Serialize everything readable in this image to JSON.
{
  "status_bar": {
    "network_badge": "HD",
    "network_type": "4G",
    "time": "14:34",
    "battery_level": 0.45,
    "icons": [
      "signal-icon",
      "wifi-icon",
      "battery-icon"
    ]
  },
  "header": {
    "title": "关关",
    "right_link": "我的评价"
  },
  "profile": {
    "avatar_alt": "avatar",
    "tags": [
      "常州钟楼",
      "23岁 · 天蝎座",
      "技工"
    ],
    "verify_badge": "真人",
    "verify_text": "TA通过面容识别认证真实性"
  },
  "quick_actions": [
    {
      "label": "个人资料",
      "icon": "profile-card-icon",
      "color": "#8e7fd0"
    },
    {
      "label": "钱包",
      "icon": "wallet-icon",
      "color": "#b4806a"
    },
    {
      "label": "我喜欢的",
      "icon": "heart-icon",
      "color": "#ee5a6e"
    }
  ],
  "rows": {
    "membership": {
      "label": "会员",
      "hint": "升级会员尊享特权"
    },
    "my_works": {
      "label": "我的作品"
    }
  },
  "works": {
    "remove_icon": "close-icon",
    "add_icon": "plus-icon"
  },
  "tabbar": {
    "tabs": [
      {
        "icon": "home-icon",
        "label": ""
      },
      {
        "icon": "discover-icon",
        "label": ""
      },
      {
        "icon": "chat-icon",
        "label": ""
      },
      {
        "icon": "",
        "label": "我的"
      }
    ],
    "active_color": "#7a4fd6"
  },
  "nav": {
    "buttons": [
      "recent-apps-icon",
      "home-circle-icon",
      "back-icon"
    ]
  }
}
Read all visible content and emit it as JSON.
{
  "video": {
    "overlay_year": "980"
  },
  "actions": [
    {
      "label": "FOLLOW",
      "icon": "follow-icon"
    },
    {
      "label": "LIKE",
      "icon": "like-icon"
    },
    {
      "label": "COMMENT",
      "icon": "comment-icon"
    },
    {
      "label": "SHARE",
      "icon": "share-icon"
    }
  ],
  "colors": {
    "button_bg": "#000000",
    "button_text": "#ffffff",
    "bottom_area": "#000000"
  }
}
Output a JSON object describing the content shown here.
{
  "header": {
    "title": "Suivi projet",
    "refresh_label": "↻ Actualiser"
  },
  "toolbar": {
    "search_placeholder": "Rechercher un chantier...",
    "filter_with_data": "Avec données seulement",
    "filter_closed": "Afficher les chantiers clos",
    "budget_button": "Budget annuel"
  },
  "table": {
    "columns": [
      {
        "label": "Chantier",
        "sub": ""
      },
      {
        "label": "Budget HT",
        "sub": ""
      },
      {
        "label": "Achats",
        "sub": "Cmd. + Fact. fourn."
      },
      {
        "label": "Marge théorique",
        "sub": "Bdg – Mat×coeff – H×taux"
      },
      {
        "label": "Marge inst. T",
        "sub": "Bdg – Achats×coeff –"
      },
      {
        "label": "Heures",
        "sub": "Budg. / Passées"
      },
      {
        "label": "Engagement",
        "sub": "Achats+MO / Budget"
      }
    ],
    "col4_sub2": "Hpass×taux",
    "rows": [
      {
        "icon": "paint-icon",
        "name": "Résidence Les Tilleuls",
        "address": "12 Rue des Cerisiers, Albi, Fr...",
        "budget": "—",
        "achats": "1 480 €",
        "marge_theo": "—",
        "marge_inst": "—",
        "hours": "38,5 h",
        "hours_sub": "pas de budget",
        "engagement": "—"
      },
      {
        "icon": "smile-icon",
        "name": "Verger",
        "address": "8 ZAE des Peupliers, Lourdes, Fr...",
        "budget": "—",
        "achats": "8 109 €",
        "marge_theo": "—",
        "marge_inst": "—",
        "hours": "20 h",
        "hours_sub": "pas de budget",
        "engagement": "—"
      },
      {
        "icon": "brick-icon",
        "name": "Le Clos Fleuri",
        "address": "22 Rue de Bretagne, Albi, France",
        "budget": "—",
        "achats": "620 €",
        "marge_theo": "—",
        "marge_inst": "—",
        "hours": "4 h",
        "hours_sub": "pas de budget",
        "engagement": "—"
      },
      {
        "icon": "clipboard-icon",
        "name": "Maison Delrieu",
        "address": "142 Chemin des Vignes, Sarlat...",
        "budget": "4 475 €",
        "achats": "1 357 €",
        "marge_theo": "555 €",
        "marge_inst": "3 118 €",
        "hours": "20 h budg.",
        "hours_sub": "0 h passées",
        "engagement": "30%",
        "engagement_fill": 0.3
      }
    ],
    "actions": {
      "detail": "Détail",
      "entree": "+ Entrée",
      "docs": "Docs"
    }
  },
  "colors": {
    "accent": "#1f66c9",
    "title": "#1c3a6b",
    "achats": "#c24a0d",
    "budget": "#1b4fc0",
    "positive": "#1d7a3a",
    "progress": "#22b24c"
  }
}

# # # # #

- Exercise aim: All of the data above should be transcribed exactly.

- Complete answer:
Serialize everything readable in this image to JSON.
{
  "status_bar": {
    "network_badge": "HD",
    "network_type": "4G",
    "time": "14:34",
    "battery_level": 0.45,
    "icons": [
      "signal-icon",
      "wifi-icon",
      "battery-icon"
    ]
  },
  "header": {
    "title": "关关",
    "right_link": "我的评价"
  },
  "profile": {
    "avatar_alt": "avatar",
    "tags": [
      "常州钟楼",
      "23岁 · 天蝎座",
      "技工"
    ],
    "verify_badge": "真人",
    "verify_text": "TA通过面容识别认证真实性"
  },
  "quick_actions": [
    {
      "label": "个人资料",
      "icon": "profile-card-icon",
      "color": "#8e7fd0"
    },
    {
      "label": "钱包",
      "icon": "wallet-icon",
      "color": "#b4806a"
    },
    {
      "label": "我喜欢的",
      "icon": "heart-icon",
      "color": "#ee5a6e"
    }
  ],
  "rows": {
    "membership": {
      "label": "会员",
      "hint": "升级会员尊享特权"
    },
    "my_works": {
      "label": "我的作品"
    }
  },
  "works": {
    "remove_icon": "close-icon",
    "add_icon": "plus-icon"
  },
  "tabbar": {
    "tabs": [
      {
        "icon": "home-icon",
        "label": ""
      },
      {
        "icon": "discover-icon",
        "label": ""
      },
      {
        "icon": "chat-icon",
        "label": ""
      },
      {
        "icon": "",
        "label": "我的"
      }
    ],
    "active_color": "#7a4fd6"
  },
  "nav": {
    "buttons": [
      "recent-apps-icon",
      "home-circle-icon",
      "back-icon"
    ]
  }
}
Read all visible content and emit it as JSON.
{
  "video": {
    "overlay_year": "980"
  },
  "actions": [
    {
      "label": "FOLLOW",
      "icon": "follow-icon"
    },
    {
      "label": "LIKE",
      "icon": "like-icon"
    },
    {
      "label": "COMMENT",
      "icon": "comment-icon"
    },
    {
      "label": "SHARE",
      "icon": "share-icon"
    }
  ],
  "colors": {
    "button_bg": "#000000",
    "button_text": "#ffffff",
    "bottom_area": "#000000"
  }
}
Output a JSON object describing the content shown here.
{
  "header": {
    "title": "Suivi projet",
    "refresh_label": "↻ Actualiser"
  },
  "toolbar": {
    "search_placeholder": "Rechercher un chantier...",
    "filter_with_data": "Avec données seulement",
    "filter_closed": "Afficher les chantiers clos",
    "budget_button": "Budget annuel"
  },
  "table": {
    "columns": [
      {
        "label": "Chantier",
        "sub": ""
      },
      {
        "label": "Budget HT",
        "sub": ""
      },
      {
        "label": "Achats",
        "sub": "Cmd. + Fact. fourn."
      },
      {
        "label": "Marge théorique",
        "sub": "Bdg – Mat×coeff – H×taux"
      },
      {
        "label": "Marge inst. T",
        "sub": "Bdg – Achats×coeff –"
      },
      {
        "label": "Heures",
        "sub": "Budg. / Passées"
      },
      {
        "label": "Engagement",
        "sub": "Achats+MO / Budget"
      }
    ],
    "col4_sub2": "Hpass×taux",
    "rows": [
      {
        "icon": "paint-icon",
        "name": "Résidence Les Tilleuls",
        "address": "12 Rue des Cerisiers, Albi, Fr...",
        "budget": "—",
        "achats": "1 480 €",
        "marge_theo": "—",
        "marge_inst": "—",
        "hours": "38,5 h",
        "hours_sub": "pas de budget",
        "engagement": "—"
      },
      {
        "icon": "smile-icon",
        "name": "Verger",
        "address": "8 ZAE des Peupliers, Lourdes, Fr...",
        "budget": "—",
        "achats": "8 109 €",
        "marge_theo": "—",
        "marge_inst": "—",
        "hours": "20 h",
        "hours_sub": "pas de budget",
        "engagement": "—"
      },
      {
        "icon": "brick-icon",
        "name": "Le Clos Fleuri",
        "address": "22 Rue de Bretagne, Albi, France",
        "budget": "—",
        "achats": "620 €",
        "marge_theo": "—",
        "marge_inst": "—",
        "hours": "4 h",
        "hours_sub": "pas de budget",
        "engagement": "—"
      },
      {
        "icon": "clipboard-icon",
        "name": "Maison Delrieu",
        "address": "142 Chemin des Vignes, Sarlat...",
        "budget": "4 475 €",
        "achats": "1 357 €",
        "marge_theo": "555 €",
        "marge_inst": "3 118 €",
        "hours": "20 h budg.",
        "hours_sub": "0 h passées",
        "engagement": "30%",
        "engagement_fill": 0.3
      }
    ],
    "actions": {
      "detail": "Détail",
      "entree": "+ Entrée",
      "docs": "Docs"
    }
  },
  "colors": {
    "accent": "#1f66c9",
    "title": "#1c3a6b",
    "achats": "#c24a0d",
    "budget": "#1b4fc0",
    "positive": "#1d7a3a",
    "progress": "#22b24c"
  }
}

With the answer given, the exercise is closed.